------ DATA SUPPLIED ------

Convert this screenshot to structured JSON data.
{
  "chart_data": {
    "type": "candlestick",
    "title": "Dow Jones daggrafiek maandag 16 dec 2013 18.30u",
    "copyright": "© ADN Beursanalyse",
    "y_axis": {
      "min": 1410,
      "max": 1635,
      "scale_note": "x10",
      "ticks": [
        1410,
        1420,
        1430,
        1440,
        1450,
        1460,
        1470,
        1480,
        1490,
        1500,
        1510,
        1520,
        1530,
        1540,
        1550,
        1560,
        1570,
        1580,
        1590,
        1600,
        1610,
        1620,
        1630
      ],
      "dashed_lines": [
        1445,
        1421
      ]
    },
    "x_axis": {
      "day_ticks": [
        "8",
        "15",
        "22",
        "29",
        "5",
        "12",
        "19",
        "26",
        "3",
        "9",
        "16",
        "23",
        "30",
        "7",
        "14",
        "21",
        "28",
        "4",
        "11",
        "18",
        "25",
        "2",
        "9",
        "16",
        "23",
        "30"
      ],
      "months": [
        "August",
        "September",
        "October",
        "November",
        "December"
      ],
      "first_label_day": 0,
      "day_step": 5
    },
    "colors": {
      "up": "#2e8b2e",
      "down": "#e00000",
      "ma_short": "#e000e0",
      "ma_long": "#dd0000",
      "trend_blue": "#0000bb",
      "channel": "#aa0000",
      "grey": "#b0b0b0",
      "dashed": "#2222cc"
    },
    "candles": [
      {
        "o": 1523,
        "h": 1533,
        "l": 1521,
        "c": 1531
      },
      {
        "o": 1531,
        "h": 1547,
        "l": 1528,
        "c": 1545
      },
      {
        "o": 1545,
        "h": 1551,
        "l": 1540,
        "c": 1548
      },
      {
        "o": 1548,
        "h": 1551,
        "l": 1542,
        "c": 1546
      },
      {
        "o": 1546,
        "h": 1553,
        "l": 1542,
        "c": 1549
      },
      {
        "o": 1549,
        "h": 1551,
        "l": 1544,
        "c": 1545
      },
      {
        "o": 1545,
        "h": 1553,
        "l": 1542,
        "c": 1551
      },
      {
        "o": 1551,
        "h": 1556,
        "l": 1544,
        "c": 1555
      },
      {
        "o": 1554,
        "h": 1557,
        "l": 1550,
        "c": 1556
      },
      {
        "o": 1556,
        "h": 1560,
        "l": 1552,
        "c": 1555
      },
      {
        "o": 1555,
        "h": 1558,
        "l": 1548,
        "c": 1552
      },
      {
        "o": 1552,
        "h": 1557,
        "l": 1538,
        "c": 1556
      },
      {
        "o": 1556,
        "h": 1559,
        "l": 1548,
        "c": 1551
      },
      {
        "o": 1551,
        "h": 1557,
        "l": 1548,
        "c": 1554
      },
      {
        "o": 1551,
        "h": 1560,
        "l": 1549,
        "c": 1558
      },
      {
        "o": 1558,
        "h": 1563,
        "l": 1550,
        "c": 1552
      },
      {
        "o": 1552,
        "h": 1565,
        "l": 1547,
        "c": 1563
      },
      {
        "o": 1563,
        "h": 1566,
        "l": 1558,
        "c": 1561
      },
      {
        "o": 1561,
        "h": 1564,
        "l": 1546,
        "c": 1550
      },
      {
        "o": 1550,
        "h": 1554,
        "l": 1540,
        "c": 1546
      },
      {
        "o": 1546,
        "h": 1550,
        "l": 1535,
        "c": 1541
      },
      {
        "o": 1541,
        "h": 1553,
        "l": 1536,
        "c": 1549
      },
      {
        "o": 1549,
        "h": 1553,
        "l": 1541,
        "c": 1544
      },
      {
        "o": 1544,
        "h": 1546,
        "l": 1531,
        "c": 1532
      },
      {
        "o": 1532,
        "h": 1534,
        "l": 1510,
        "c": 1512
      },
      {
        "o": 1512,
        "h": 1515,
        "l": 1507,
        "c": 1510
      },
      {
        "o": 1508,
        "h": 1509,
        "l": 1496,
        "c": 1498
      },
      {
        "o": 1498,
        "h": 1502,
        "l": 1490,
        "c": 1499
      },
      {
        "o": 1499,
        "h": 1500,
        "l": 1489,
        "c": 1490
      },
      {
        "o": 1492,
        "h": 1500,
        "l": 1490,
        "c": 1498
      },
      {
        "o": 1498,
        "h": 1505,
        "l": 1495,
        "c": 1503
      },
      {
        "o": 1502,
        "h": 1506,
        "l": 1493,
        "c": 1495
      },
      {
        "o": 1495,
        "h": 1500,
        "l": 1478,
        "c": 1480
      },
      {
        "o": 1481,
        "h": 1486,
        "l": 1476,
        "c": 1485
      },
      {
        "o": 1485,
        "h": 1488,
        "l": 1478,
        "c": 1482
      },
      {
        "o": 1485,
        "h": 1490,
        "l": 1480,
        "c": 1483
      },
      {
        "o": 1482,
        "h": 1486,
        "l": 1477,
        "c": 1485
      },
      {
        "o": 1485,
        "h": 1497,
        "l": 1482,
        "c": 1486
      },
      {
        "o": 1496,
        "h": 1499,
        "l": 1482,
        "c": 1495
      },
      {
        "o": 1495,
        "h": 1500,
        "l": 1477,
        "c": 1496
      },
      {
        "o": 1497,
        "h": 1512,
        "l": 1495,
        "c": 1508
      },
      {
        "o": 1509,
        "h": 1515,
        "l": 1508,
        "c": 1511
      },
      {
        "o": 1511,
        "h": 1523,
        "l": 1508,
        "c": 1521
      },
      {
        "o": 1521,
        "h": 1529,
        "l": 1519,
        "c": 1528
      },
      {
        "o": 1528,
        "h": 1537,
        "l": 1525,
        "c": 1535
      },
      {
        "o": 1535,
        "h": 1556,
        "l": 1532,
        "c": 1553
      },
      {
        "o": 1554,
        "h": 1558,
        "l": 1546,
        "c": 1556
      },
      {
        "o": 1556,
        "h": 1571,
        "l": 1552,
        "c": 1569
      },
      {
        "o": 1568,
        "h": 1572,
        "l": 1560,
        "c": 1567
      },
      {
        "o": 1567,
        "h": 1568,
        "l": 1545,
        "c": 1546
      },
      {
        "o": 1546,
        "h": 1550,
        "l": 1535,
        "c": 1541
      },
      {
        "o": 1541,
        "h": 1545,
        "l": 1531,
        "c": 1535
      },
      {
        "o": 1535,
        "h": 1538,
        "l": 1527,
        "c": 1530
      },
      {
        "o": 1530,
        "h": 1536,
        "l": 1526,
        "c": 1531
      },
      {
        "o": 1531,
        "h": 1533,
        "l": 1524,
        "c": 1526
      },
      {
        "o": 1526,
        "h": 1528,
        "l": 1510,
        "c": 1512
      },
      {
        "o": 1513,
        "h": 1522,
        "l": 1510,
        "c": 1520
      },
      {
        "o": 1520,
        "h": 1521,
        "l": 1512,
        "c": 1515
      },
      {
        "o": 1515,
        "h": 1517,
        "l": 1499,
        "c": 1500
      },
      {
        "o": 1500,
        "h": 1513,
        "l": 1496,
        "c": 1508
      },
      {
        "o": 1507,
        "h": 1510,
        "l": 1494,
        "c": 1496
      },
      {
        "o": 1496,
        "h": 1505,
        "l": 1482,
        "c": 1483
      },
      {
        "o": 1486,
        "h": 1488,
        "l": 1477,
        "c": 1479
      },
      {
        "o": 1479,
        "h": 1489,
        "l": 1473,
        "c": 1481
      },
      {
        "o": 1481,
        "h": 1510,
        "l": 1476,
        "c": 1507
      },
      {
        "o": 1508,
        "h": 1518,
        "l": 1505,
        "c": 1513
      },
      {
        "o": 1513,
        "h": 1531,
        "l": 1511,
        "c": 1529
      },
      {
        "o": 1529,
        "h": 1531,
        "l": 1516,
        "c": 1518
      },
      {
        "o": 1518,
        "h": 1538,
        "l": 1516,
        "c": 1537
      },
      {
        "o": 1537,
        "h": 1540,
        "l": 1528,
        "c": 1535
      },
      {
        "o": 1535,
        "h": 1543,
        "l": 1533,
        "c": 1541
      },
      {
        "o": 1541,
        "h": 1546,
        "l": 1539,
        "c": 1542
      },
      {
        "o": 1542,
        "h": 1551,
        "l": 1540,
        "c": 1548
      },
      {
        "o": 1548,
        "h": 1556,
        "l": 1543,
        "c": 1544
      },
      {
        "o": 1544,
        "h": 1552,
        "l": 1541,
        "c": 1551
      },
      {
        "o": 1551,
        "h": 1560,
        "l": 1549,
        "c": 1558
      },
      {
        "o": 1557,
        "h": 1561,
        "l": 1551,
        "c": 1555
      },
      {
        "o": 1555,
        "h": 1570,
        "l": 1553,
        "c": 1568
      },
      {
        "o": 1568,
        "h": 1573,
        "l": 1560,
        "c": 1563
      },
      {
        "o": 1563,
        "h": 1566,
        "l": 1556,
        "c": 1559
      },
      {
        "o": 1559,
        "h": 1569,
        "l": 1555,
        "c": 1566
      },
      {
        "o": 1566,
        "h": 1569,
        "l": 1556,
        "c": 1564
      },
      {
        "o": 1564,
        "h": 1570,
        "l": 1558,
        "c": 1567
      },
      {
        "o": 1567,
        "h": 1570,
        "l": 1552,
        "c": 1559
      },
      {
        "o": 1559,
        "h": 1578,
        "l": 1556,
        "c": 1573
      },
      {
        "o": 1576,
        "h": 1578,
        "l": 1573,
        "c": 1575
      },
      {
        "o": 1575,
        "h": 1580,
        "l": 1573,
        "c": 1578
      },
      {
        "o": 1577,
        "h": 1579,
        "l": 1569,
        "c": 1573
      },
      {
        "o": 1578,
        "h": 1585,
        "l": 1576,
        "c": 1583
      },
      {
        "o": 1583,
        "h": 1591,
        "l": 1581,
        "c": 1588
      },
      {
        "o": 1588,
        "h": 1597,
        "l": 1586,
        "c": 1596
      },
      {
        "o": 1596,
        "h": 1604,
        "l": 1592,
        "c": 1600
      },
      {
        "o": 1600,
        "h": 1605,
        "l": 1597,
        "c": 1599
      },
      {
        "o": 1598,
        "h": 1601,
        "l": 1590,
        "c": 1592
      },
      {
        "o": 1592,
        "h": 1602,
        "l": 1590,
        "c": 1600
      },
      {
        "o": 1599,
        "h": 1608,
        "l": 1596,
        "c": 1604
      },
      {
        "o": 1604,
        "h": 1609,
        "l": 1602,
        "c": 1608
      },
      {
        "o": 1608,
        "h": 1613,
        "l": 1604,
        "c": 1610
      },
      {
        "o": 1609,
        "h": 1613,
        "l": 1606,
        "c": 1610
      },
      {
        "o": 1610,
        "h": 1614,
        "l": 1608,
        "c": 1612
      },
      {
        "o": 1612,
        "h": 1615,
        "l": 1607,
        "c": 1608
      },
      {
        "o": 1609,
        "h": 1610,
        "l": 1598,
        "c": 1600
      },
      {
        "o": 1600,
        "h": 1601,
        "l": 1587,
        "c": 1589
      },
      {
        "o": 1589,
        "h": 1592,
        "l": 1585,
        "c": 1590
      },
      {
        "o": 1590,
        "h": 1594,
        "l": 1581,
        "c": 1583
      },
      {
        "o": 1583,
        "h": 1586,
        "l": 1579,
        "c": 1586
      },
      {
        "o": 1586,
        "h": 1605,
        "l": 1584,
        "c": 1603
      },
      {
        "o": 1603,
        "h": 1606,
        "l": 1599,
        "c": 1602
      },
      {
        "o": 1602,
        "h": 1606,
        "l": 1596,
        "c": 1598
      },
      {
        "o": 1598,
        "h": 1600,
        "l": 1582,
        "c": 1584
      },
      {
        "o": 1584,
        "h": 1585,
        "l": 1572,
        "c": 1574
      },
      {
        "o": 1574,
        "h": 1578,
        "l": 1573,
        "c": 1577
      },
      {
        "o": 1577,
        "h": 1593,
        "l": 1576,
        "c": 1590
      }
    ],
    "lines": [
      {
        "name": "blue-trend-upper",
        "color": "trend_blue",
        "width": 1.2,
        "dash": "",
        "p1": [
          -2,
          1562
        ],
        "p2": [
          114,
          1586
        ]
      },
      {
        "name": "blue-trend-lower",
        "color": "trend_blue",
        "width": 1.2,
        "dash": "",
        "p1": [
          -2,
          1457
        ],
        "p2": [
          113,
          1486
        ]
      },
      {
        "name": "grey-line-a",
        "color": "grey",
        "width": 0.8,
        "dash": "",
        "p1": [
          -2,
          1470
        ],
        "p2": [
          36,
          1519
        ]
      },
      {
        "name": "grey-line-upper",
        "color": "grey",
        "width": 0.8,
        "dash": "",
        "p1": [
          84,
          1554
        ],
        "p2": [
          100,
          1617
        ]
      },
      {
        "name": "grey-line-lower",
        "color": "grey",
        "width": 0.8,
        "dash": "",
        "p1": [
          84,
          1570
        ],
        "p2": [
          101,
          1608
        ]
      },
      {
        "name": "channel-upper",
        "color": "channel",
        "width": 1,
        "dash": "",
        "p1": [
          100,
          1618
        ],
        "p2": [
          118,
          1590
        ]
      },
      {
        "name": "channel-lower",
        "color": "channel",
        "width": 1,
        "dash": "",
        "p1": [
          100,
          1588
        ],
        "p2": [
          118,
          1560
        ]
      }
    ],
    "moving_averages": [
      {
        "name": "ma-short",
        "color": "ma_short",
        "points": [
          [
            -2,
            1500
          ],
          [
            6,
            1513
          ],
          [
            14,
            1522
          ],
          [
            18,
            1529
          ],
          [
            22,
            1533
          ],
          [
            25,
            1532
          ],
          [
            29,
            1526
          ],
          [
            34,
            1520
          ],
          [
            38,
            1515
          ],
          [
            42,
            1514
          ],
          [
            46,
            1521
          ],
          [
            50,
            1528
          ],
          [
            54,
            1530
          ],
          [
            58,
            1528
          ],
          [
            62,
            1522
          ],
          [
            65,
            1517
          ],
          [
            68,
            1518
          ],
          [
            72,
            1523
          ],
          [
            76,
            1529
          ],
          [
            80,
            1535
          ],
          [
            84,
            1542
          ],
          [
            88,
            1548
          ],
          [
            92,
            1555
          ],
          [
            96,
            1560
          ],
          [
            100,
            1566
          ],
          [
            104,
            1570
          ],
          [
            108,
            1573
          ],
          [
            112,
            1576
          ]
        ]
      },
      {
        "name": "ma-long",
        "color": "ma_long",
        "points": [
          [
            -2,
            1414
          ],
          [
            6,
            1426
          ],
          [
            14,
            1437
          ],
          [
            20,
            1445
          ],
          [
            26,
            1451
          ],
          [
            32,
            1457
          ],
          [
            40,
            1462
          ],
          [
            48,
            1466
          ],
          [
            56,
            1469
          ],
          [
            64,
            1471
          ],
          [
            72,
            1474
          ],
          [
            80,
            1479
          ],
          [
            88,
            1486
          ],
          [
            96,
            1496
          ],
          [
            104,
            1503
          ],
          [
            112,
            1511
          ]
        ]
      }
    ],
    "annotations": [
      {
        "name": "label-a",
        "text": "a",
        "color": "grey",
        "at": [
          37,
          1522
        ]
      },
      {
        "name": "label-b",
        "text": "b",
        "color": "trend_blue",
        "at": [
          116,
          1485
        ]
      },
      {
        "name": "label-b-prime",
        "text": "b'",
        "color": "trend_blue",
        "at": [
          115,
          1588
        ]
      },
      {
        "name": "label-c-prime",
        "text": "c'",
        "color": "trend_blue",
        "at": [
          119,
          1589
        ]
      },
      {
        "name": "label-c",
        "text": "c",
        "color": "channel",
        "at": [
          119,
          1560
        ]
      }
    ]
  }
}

------

▶ **INSTRUCTIONS TO FOLLOW**: Find the string "prime" in the records, then copy each line where it occurs.

▶ **SOLUTION TO THIS PROBLEM**:
        "name": "label-b-prime",
        "name": "label-c-prime",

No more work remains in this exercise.